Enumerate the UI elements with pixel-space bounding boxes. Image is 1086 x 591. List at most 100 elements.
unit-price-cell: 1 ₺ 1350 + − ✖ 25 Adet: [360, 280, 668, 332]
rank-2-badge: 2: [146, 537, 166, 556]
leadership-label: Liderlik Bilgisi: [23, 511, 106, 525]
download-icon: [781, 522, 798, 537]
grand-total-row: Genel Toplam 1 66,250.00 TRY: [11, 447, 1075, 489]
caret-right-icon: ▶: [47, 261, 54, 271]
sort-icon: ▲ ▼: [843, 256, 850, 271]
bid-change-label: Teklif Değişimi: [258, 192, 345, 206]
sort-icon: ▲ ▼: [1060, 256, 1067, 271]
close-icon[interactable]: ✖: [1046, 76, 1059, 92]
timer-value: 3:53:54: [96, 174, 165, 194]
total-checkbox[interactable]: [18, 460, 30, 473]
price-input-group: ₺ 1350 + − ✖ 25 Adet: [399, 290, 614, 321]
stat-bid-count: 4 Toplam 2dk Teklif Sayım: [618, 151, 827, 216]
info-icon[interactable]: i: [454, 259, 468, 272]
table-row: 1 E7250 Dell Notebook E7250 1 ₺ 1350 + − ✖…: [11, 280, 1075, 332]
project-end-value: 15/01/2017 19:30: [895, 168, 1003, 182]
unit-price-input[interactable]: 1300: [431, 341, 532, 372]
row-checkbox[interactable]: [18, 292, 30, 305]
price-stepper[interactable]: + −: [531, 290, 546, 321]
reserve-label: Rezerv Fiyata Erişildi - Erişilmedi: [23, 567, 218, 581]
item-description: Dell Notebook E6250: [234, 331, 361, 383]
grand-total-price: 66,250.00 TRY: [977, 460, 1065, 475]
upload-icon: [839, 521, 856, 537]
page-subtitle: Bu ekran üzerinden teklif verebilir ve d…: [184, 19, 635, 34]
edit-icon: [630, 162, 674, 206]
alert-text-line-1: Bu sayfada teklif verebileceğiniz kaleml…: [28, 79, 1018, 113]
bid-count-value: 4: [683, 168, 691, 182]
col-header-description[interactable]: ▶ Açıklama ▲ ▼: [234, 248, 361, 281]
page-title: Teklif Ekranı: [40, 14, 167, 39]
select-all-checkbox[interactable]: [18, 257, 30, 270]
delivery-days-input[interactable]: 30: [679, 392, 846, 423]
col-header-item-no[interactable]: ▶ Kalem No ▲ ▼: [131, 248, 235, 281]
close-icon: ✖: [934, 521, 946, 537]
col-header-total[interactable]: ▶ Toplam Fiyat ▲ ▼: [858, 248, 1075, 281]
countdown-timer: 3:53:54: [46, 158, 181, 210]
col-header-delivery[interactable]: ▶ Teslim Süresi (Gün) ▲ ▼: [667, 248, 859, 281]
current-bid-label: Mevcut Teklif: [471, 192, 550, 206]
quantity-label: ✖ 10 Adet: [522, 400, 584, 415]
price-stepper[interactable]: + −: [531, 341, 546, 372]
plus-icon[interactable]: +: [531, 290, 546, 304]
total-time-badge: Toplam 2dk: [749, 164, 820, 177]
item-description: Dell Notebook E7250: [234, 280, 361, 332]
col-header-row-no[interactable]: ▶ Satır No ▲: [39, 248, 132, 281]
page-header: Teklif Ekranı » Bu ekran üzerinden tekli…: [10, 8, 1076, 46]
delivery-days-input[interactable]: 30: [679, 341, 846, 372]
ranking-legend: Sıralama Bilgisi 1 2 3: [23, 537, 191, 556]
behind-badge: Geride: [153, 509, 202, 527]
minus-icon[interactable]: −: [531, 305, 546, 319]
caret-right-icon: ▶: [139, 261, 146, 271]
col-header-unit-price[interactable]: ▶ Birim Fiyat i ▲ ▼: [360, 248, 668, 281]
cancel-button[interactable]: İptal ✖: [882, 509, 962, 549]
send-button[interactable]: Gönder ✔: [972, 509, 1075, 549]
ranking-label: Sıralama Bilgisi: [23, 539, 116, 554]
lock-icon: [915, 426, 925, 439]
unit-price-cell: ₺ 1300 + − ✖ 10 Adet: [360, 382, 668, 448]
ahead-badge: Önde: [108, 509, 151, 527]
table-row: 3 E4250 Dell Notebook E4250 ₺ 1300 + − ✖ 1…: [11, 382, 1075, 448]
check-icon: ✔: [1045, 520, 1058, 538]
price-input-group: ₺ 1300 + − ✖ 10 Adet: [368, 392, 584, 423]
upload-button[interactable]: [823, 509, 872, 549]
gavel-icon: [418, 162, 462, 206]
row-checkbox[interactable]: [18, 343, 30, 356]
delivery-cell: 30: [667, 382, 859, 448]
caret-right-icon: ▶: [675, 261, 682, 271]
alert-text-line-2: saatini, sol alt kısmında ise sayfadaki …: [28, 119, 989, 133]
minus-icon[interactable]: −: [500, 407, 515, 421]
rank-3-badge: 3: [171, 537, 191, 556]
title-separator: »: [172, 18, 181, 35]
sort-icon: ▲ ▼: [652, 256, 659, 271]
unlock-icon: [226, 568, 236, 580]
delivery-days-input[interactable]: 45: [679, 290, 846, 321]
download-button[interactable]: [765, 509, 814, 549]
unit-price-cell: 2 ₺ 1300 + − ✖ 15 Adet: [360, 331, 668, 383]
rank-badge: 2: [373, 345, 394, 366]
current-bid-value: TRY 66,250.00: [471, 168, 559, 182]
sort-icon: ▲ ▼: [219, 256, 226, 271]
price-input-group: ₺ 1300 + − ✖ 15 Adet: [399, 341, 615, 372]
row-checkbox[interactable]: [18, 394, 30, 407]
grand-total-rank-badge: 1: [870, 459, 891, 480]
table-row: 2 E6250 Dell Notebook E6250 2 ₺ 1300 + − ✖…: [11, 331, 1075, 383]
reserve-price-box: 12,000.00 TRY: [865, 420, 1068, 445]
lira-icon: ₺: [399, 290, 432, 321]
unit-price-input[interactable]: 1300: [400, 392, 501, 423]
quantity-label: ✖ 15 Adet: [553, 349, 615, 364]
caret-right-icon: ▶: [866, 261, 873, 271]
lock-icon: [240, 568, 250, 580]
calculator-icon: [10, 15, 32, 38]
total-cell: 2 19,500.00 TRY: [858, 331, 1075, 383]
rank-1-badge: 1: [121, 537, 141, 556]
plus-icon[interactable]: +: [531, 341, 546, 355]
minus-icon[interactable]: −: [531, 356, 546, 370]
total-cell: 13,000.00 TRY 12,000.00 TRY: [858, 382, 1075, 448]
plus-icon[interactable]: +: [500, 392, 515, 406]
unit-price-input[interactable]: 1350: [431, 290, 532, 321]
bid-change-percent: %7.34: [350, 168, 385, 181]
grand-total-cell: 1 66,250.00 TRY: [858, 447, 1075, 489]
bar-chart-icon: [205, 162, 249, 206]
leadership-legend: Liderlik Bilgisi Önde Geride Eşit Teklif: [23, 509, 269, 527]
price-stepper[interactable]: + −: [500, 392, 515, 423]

※ ※ ※

- Do this -
Reproduce every item above word for word, without changing, adding, or leaving out anything.

- Problem solution -
Enumerate the UI elements with pixel-space bounding boxes. Image is 1086 x 591. List at most 100 elements.
unit-price-cell: 1 ₺ 1350 + − ✖ 25 Adet: [360, 280, 668, 332]
rank-2-badge: 2: [146, 537, 166, 556]
leadership-label: Liderlik Bilgisi: [23, 511, 106, 525]
download-icon: [781, 522, 798, 537]
grand-total-row: Genel Toplam 1 66,250.00 TRY: [11, 447, 1075, 489]
caret-right-icon: ▶: [47, 261, 54, 271]
sort-icon: ▲ ▼: [843, 256, 850, 271]
bid-change-label: Teklif Değişimi: [258, 192, 345, 206]
sort-icon: ▲ ▼: [1060, 256, 1067, 271]
close-icon[interactable]: ✖: [1046, 76, 1059, 92]
timer-value: 3:53:54: [96, 174, 165, 194]
total-checkbox[interactable]: [18, 460, 30, 473]
price-input-group: ₺ 1350 + − ✖ 25 Adet: [399, 290, 614, 321]
stat-bid-count: 4 Toplam 2dk Teklif Sayım: [618, 151, 827, 216]
info-icon[interactable]: i: [454, 259, 468, 272]
table-row: 1 E7250 Dell Notebook E7250 1 ₺ 1350 + − ✖…: [11, 280, 1075, 332]
project-end-value: 15/01/2017 19:30: [895, 168, 1003, 182]
unit-price-input[interactable]: 1300: [431, 341, 532, 372]
row-checkbox[interactable]: [18, 292, 30, 305]
price-stepper[interactable]: + −: [531, 290, 546, 321]
reserve-label: Rezerv Fiyata Erişildi - Erişilmedi: [23, 567, 218, 581]
item-description: Dell Notebook E6250: [234, 331, 361, 383]
grand-total-price: 66,250.00 TRY: [977, 460, 1065, 475]
upload-icon: [839, 521, 856, 537]
page-subtitle: Bu ekran üzerinden teklif verebilir ve d…: [184, 19, 635, 34]
edit-icon: [630, 162, 674, 206]
alert-text-line-1: Bu sayfada teklif verebileceğiniz kaleml…: [28, 79, 1018, 113]
bid-count-value: 4: [683, 168, 691, 182]
col-header-description[interactable]: ▶ Açıklama ▲ ▼: [234, 248, 361, 281]
page-title: Teklif Ekranı: [40, 14, 167, 39]
select-all-checkbox[interactable]: [18, 257, 30, 270]
delivery-days-input[interactable]: 30: [679, 392, 846, 423]
col-header-item-no[interactable]: ▶ Kalem No ▲ ▼: [131, 248, 235, 281]
close-icon: ✖: [934, 521, 946, 537]
col-header-total[interactable]: ▶ Toplam Fiyat ▲ ▼: [858, 248, 1075, 281]
countdown-timer: 3:53:54: [46, 158, 181, 210]
col-header-delivery[interactable]: ▶ Teslim Süresi (Gün) ▲ ▼: [667, 248, 859, 281]
current-bid-label: Mevcut Teklif: [471, 192, 550, 206]
quantity-label: ✖ 10 Adet: [522, 400, 584, 415]
price-stepper[interactable]: + −: [531, 341, 546, 372]
plus-icon[interactable]: +: [531, 290, 546, 304]
total-time-badge: Toplam 2dk: [749, 164, 820, 177]
item-description: Dell Notebook E7250: [234, 280, 361, 332]
col-header-row-no[interactable]: ▶ Satır No ▲: [39, 248, 132, 281]
page-header: Teklif Ekranı » Bu ekran üzerinden tekli…: [10, 8, 1076, 46]
delivery-days-input[interactable]: 30: [679, 341, 846, 372]
ranking-legend: Sıralama Bilgisi 1 2 3: [23, 537, 191, 556]
behind-badge: Geride: [153, 509, 202, 527]
minus-icon[interactable]: −: [531, 305, 546, 319]
caret-right-icon: ▶: [139, 261, 146, 271]
col-header-unit-price[interactable]: ▶ Birim Fiyat i ▲ ▼: [360, 248, 668, 281]
cancel-button[interactable]: İptal ✖: [882, 509, 962, 549]
send-button[interactable]: Gönder ✔: [972, 509, 1075, 549]
ranking-label: Sıralama Bilgisi: [23, 539, 116, 554]
lock-icon: [915, 426, 925, 439]
unit-price-cell: ₺ 1300 + − ✖ 10 Adet: [360, 382, 668, 448]
ahead-badge: Önde: [108, 509, 151, 527]
table-row: 3 E4250 Dell Notebook E4250 ₺ 1300 + − ✖ 1…: [11, 382, 1075, 448]
check-icon: ✔: [1045, 520, 1058, 538]
price-input-group: ₺ 1300 + − ✖ 10 Adet: [368, 392, 584, 423]
upload-button[interactable]: [823, 509, 872, 549]
gavel-icon: [418, 162, 462, 206]
row-checkbox[interactable]: [18, 343, 30, 356]
delivery-cell: 30: [667, 382, 859, 448]
caret-right-icon: ▶: [675, 261, 682, 271]
alert-text-line-2: saatini, sol alt kısmında ise sayfadaki …: [28, 119, 989, 133]
minus-icon[interactable]: −: [500, 407, 515, 421]
rank-3-badge: 3: [171, 537, 191, 556]
title-separator: »: [172, 18, 181, 35]
sort-icon: ▲ ▼: [652, 256, 659, 271]
unlock-icon: [226, 568, 236, 580]
delivery-days-input[interactable]: 45: [679, 290, 846, 321]
download-button[interactable]: [765, 509, 814, 549]
unit-price-cell: 2 ₺ 1300 + − ✖ 15 Adet: [360, 331, 668, 383]
rank-badge: 2: [373, 345, 394, 366]
current-bid-value: TRY 66,250.00: [471, 168, 559, 182]
sort-icon: ▲ ▼: [219, 256, 226, 271]
price-input-group: ₺ 1300 + − ✖ 15 Adet: [399, 341, 615, 372]
row-checkbox[interactable]: [18, 394, 30, 407]
grand-total-rank-badge: 1: [870, 459, 891, 480]
table-row: 2 E6250 Dell Notebook E6250 2 ₺ 1300 + − ✖…: [11, 331, 1075, 383]
reserve-price-box: 12,000.00 TRY: [865, 420, 1068, 445]
lira-icon: ₺: [399, 290, 432, 321]
unit-price-input[interactable]: 1300: [400, 392, 501, 423]
quantity-label: ✖ 15 Adet: [553, 349, 615, 364]
caret-right-icon: ▶: [866, 261, 873, 271]
lock-icon: [240, 568, 250, 580]
calculator-icon: [10, 15, 32, 38]
total-cell: 2 19,500.00 TRY: [858, 331, 1075, 383]
rank-1-badge: 1: [121, 537, 141, 556]
plus-icon[interactable]: +: [531, 341, 546, 355]
minus-icon[interactable]: −: [531, 356, 546, 370]
total-cell: 13,000.00 TRY 12,000.00 TRY: [858, 382, 1075, 448]
plus-icon[interactable]: +: [500, 392, 515, 406]
unit-price-input[interactable]: 1350: [431, 290, 532, 321]
bid-change-percent: %7.34: [350, 168, 385, 181]
grand-total-cell: 1 66,250.00 TRY: [858, 447, 1075, 489]
bar-chart-icon: [205, 162, 249, 206]
leadership-legend: Liderlik Bilgisi Önde Geride Eşit Teklif: [23, 509, 269, 527]
price-stepper[interactable]: + −: [500, 392, 515, 423]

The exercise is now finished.